[Dataset entries]
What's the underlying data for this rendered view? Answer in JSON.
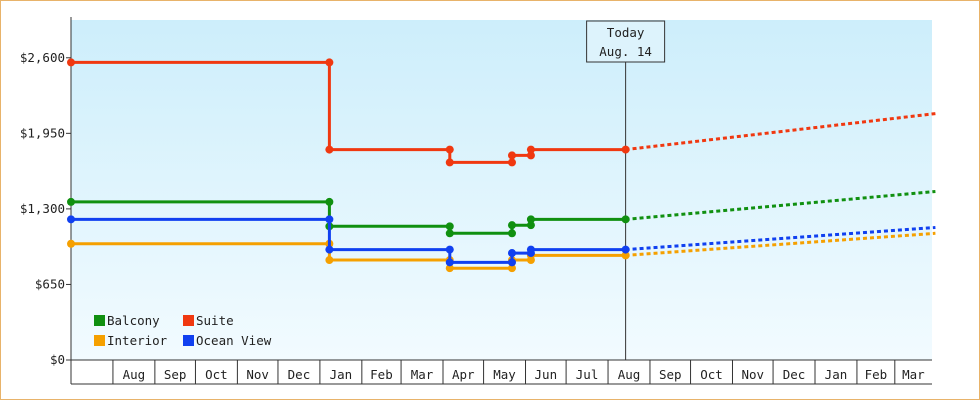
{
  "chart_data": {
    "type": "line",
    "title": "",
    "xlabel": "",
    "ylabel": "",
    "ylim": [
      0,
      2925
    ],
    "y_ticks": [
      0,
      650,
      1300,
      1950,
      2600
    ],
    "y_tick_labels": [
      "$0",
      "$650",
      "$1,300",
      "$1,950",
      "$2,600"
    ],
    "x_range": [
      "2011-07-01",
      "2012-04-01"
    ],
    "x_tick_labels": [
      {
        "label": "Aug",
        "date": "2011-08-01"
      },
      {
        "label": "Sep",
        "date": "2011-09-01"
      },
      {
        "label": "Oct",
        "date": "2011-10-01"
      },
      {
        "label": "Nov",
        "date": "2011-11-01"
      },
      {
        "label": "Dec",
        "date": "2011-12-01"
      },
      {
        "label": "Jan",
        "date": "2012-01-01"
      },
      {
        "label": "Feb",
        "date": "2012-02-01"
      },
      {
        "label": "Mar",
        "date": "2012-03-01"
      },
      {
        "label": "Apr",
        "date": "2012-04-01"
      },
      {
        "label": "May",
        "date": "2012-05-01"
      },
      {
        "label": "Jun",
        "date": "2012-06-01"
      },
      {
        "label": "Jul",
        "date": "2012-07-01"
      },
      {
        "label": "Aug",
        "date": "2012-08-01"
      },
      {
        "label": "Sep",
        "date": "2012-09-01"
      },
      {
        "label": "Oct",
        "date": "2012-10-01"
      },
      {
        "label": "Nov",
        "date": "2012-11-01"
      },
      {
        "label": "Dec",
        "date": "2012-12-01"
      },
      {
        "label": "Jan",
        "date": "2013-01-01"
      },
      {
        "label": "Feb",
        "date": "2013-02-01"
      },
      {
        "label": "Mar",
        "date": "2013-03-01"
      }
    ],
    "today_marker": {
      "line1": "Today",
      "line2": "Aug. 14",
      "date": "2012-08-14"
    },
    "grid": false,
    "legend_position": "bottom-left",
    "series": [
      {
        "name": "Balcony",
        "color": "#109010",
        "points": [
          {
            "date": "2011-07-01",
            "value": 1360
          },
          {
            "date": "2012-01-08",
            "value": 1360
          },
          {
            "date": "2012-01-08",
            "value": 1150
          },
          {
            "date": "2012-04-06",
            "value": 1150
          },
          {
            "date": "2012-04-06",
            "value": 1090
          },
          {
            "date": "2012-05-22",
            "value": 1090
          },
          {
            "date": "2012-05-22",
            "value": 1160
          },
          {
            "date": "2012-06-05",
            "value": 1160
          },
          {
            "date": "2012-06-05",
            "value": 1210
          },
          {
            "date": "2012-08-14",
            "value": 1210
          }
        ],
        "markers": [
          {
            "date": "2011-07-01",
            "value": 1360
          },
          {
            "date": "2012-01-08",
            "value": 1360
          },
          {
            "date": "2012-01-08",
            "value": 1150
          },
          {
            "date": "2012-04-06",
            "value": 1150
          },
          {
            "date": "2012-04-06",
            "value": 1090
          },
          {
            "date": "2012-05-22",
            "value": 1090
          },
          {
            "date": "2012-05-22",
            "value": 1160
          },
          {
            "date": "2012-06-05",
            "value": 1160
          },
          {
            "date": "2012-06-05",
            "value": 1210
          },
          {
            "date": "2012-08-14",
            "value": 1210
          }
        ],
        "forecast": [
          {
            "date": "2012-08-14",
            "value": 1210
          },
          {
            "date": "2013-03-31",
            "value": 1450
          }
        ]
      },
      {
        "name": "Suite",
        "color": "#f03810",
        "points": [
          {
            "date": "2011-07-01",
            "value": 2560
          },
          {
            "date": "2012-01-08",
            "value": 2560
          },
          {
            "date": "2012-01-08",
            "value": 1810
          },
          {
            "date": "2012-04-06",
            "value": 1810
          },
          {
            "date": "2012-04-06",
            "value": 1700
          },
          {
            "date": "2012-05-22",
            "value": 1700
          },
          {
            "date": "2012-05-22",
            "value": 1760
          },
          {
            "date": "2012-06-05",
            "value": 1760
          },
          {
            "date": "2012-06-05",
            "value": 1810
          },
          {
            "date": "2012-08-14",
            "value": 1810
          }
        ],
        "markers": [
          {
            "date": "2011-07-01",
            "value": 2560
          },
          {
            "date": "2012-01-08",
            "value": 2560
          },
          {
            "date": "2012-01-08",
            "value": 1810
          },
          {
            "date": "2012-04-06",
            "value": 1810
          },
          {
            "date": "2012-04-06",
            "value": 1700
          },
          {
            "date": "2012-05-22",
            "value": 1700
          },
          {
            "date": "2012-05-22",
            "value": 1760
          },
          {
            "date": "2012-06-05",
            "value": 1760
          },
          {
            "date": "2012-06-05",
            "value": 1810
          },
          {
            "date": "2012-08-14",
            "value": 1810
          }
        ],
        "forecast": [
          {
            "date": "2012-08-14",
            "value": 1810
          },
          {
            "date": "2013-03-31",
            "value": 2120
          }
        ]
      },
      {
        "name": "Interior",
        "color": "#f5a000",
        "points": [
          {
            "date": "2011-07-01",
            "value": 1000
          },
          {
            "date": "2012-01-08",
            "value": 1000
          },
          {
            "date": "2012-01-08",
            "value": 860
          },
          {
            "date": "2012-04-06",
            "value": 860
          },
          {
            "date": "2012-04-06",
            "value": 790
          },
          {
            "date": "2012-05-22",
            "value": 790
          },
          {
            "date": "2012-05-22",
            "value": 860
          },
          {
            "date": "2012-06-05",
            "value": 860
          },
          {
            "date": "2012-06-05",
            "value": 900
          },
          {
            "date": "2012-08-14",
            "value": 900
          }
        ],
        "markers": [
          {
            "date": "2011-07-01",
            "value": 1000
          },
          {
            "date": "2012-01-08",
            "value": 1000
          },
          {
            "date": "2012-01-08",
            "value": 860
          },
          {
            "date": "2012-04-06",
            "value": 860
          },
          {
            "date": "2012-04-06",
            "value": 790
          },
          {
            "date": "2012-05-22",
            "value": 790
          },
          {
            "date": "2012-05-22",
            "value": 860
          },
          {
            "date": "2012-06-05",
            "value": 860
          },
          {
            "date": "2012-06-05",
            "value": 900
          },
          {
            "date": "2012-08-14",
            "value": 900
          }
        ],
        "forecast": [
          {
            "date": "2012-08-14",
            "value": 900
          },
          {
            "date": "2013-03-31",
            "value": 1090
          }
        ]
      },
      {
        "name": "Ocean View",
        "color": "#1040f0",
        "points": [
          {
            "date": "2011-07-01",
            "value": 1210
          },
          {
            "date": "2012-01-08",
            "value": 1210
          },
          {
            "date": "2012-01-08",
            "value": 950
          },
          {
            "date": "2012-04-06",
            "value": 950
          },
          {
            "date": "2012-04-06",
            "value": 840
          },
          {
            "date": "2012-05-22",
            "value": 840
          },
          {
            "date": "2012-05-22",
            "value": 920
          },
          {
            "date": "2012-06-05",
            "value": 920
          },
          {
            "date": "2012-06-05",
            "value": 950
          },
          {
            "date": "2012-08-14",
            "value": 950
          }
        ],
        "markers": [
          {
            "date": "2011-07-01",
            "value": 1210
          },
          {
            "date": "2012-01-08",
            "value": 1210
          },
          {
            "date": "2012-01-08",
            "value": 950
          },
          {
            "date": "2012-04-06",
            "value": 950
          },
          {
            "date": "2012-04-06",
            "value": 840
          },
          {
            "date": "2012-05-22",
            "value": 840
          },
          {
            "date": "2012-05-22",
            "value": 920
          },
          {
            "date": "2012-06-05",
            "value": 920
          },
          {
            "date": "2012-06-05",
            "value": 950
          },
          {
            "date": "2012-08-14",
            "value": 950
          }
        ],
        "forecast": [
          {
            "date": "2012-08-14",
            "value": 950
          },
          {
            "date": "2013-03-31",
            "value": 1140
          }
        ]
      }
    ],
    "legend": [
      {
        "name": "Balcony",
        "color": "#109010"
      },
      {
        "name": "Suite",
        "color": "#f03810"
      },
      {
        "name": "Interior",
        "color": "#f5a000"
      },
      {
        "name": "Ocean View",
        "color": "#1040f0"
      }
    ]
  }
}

## Task details
From the listing above, collect every line that mentions the word "color".

## Task result
        "color": "#109010",
        "color": "#f03810",
        "color": "#f5a000",
        "color": "#1040f0",
        "color": "#109010"
        "color": "#f03810"
        "color": "#f5a000"
        "color": "#1040f0"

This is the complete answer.